• Goal: Reproduce each line of the listing exactly.

• Record excerpts:

---*---

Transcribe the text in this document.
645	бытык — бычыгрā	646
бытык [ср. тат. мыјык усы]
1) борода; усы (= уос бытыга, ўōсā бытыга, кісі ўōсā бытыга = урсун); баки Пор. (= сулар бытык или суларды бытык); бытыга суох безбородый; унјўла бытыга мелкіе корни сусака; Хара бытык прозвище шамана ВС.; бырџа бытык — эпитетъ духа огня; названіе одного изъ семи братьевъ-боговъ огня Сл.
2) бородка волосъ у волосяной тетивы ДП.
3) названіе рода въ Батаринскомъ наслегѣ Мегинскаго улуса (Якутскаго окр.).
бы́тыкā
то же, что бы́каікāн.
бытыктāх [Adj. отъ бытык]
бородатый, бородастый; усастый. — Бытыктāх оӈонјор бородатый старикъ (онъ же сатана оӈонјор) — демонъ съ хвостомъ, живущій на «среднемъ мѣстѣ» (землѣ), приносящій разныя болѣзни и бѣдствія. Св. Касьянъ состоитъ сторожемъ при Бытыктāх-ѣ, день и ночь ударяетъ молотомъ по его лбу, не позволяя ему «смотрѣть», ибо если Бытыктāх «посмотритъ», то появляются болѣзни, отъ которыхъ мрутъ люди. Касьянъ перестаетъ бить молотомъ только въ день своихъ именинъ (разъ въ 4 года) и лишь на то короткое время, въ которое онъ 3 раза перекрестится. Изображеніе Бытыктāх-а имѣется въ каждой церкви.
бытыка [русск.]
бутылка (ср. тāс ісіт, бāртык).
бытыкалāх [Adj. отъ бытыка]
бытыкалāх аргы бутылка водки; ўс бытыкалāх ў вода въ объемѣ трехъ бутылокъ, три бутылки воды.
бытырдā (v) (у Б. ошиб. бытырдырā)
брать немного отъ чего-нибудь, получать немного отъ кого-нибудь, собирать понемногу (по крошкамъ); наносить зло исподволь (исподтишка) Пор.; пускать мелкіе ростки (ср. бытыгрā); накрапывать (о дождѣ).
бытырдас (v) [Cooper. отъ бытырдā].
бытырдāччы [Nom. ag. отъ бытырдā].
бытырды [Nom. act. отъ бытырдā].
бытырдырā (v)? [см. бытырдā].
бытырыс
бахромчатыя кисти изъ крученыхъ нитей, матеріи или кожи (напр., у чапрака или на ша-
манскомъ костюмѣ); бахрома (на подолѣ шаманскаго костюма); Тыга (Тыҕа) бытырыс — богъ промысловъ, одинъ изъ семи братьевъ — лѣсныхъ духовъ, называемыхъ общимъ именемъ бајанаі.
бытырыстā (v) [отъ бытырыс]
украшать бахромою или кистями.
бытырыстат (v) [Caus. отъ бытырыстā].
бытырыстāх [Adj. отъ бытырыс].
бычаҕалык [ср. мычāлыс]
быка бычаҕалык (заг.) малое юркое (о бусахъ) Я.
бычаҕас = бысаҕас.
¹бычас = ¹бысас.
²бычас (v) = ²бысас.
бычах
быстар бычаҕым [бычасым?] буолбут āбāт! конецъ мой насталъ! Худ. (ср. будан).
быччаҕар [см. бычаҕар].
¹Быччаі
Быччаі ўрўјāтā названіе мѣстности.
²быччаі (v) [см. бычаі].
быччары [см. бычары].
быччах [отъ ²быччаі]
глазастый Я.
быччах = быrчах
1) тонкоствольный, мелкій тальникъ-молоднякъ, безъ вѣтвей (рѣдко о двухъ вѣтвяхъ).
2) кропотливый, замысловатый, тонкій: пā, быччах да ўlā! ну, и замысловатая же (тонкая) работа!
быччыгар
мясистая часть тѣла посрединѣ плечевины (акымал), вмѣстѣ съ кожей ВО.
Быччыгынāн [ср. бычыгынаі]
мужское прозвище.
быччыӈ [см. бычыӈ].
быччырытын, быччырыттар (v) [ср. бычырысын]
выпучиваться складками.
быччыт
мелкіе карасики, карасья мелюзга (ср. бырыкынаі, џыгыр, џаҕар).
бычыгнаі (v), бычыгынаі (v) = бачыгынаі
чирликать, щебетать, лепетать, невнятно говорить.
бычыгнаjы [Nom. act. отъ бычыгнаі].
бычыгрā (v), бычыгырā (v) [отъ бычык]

---*---

• Result of this exercise:
Transcribe the text in this document.
645	бытык — бычыгрā	646
бытык [ср. тат. мыјык усы]
1) борода; усы (= уос бытыга, ўōсā бытыга, кісі ўōсā бытыга = урсун); баки Пор. (= сулар бытык или суларды бытык); бытыга суох безбородый; унјўла бытыга мелкіе корни сусака; Хара бытык прозвище шамана ВС.; бырџа бытык — эпитетъ духа огня; названіе одного изъ семи братьевъ-боговъ огня Сл.
2) бородка волосъ у волосяной тетивы ДП.
3) названіе рода въ Батаринскомъ наслегѣ Мегинскаго улуса (Якутскаго окр.).
бы́тыкā
то же, что бы́каікāн.
бытыктāх [Adj. отъ бытык]
бородатый, бородастый; усастый. — Бытыктāх оӈонјор бородатый старикъ (онъ же сатана оӈонјор) — демонъ съ хвостомъ, живущій на «среднемъ мѣстѣ» (землѣ), приносящій разныя болѣзни и бѣдствія. Св. Касьянъ состоитъ сторожемъ при Бытыктāх-ѣ, день и ночь ударяетъ молотомъ по его лбу, не позволяя ему «смотрѣть», ибо если Бытыктāх «посмотритъ», то появляются болѣзни, отъ которыхъ мрутъ люди. Касьянъ перестаетъ бить молотомъ только въ день своихъ именинъ (разъ въ 4 года) и лишь на то короткое время, въ которое онъ 3 раза перекрестится. Изображеніе Бытыктāх-а имѣется въ каждой церкви.
бытыка [русск.]
бутылка (ср. тāс ісіт, бāртык).
бытыкалāх [Adj. отъ бытыка]
бытыкалāх аргы бутылка водки; ўс бытыкалāх ў вода въ объемѣ трехъ бутылокъ, три бутылки воды.
бытырдā (v) (у Б. ошиб. бытырдырā)
брать немного отъ чего-нибудь, получать немного отъ кого-нибудь, собирать понемногу (по крошкамъ); наносить зло исподволь (исподтишка) Пор.; пускать мелкіе ростки (ср. бытыгрā); накрапывать (о дождѣ).
бытырдас (v) [Cooper. отъ бытырдā].
бытырдāччы [Nom. ag. отъ бытырдā].
бытырды [Nom. act. отъ бытырдā].
бытырдырā (v)? [см. бытырдā].
бытырыс
бахромчатыя кисти изъ крученыхъ нитей, матеріи или кожи (напр., у чапрака или на ша-
манскомъ костюмѣ); бахрома (на подолѣ шаманскаго костюма); Тыга (Тыҕа) бытырыс — богъ промысловъ, одинъ изъ семи братьевъ — лѣсныхъ духовъ, называемыхъ общимъ именемъ бајанаі.
бытырыстā (v) [отъ бытырыс]
украшать бахромою или кистями.
бытырыстат (v) [Caus. отъ бытырыстā].
бытырыстāх [Adj. отъ бытырыс].
бычаҕалык [ср. мычāлыс]
быка бычаҕалык (заг.) малое юркое (о бусахъ) Я.
бычаҕас = бысаҕас.
¹бычас = ¹бысас.
²бычас (v) = ²бысас.
бычах
быстар бычаҕым [бычасым?] буолбут āбāт! конецъ мой насталъ! Худ. (ср. будан).
быччаҕар [см. бычаҕар].
¹Быччаі
Быччаі ўрўјāтā названіе мѣстности.
²быччаі (v) [см. бычаі].
быччары [см. бычары].
быччах [отъ ²быччаі]
глазастый Я.
быччах = быrчах
1) тонкоствольный, мелкій тальникъ-молоднякъ, безъ вѣтвей (рѣдко о двухъ вѣтвяхъ).
2) кропотливый, замысловатый, тонкій: пā, быччах да ўlā! ну, и замысловатая же (тонкая) работа!
быччыгар
мясистая часть тѣла посрединѣ плечевины (акымал), вмѣстѣ съ кожей ВО.
Быччыгынāн [ср. бычыгынаі]
мужское прозвище.
быччыӈ [см. бычыӈ].
быччырытын, быччырыттар (v) [ср. бычырысын]
выпучиваться складками.
быччыт
мелкіе карасики, карасья мелюзга (ср. бырыкынаі, џыгыр, џаҕар).
бычыгнаі (v), бычыгынаі (v) = бачыгынаі
чирликать, щебетать, лепетать, невнятно говорить.
бычыгнаjы [Nom. act. отъ бычыгнаі].
бычыгрā (v), бычыгырā (v) [отъ бычык]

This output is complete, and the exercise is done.